Each entry below is to be given again word for word, with no pictures.

__________

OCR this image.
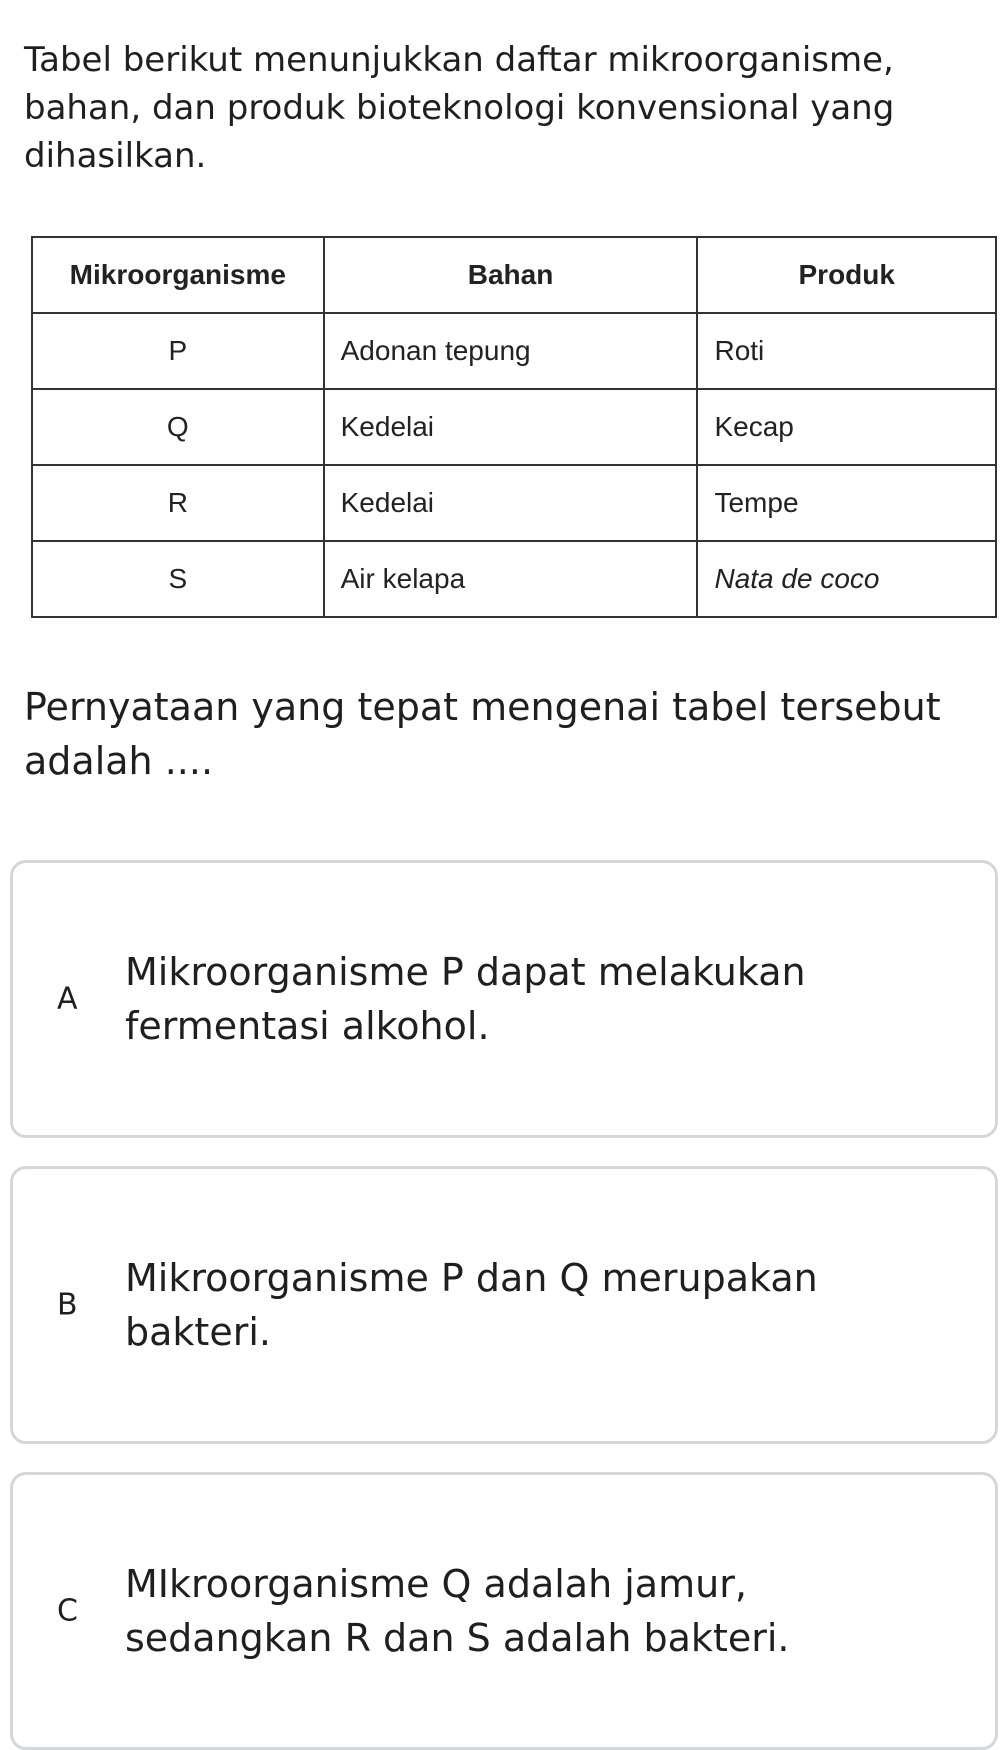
Tabel berikut menunjukkan daftar mikroorganisme, bahan, dan produk bioteknologi konvensional yang dihasilkan.

Mikroorganisme	Bahan	Produk
P	Adonan tepung	Roti
Q	Kedelai	Kecap
R	Kedelai	Tempe
S	Air kelapa	Nata de coco

Pernyataan yang tepat mengenai tabel tersebut adalah ....

A
Mikroorganisme P dapat melakukan fermentasi alkohol.
B
Mikroorganisme P dan Q merupakan bakteri.
C
MIkroorganisme Q adalah jamur, sedangkan R dan S adalah bakteri.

__________

*TASK OUTPUT*:
OCR this image.
Tabel berikut menunjukkan daftar mikroorganisme, bahan, dan produk bioteknologi konvensional yang dihasilkan.

Mikroorganisme	Bahan	Produk
P	Adonan tepung	Roti
Q	Kedelai	Kecap
R	Kedelai	Tempe
S	Air kelapa	Nata de coco

Pernyataan yang tepat mengenai tabel tersebut adalah ....

A
Mikroorganisme P dapat melakukan fermentasi alkohol.
B
Mikroorganisme P dan Q merupakan bakteri.
C
MIkroorganisme Q adalah jamur, sedangkan R dan S adalah bakteri.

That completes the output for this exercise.